__DATA EXCERPTS__.

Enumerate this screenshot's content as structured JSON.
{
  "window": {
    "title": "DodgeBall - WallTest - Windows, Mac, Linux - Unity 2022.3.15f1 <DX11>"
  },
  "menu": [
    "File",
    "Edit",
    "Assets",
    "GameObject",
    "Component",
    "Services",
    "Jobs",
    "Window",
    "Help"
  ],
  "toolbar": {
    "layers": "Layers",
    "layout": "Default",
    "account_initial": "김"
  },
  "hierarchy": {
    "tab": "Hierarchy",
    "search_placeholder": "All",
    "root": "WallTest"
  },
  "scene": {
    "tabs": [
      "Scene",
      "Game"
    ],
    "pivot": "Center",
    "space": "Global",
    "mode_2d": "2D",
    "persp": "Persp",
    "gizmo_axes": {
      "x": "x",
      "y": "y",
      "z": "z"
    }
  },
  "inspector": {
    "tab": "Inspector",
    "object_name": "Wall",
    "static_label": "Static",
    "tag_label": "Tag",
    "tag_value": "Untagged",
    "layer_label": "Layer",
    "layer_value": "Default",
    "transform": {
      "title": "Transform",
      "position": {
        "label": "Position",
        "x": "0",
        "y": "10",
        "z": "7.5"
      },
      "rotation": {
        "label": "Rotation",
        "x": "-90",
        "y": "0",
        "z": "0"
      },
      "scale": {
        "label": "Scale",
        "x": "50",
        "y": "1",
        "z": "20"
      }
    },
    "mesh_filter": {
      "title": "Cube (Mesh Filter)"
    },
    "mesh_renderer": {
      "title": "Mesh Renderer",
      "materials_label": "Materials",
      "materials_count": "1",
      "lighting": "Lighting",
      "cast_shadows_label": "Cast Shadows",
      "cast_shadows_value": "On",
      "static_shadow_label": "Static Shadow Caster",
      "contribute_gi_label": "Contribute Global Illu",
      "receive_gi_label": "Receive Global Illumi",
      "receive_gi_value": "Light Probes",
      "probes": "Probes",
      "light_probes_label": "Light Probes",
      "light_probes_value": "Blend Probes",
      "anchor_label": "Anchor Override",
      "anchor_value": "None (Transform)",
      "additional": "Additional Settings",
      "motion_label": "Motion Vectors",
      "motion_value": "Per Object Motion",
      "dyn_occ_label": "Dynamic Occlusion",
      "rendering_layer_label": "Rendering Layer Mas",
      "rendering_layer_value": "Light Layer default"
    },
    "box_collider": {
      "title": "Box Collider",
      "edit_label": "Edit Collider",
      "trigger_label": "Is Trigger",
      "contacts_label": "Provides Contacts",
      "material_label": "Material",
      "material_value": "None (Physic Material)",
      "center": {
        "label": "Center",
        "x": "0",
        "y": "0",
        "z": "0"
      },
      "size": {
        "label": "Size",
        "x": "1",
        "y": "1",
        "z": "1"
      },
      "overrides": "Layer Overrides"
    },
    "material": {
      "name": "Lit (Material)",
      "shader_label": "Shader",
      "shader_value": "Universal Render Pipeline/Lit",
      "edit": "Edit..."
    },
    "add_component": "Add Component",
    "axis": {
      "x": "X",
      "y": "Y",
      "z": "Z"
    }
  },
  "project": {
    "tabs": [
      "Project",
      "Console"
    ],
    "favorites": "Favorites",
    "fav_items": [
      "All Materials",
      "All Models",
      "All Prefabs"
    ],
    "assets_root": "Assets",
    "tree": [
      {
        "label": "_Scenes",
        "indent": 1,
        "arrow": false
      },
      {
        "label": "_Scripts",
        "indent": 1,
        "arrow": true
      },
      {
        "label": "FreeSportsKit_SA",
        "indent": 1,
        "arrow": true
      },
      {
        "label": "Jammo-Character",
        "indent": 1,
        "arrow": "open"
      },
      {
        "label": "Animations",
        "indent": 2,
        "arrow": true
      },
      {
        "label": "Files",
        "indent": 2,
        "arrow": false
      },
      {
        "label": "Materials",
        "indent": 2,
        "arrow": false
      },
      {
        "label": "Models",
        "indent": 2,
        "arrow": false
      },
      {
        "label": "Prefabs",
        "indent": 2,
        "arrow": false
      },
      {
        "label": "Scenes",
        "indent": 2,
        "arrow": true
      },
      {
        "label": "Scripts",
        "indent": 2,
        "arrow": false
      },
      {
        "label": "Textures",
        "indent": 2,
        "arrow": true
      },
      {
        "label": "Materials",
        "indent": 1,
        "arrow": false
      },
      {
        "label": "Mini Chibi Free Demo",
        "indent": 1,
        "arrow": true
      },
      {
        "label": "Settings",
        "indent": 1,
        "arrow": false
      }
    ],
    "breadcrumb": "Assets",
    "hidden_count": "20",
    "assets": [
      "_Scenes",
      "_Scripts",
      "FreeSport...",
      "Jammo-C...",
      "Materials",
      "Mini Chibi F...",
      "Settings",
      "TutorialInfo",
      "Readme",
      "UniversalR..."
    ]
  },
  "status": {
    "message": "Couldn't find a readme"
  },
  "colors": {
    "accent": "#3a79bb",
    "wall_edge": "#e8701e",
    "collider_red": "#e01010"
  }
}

__SET PROBLEM__. Count the lines of the material that include the word "Chibi", then state only the total.

__EXERCISE RESULT__. 2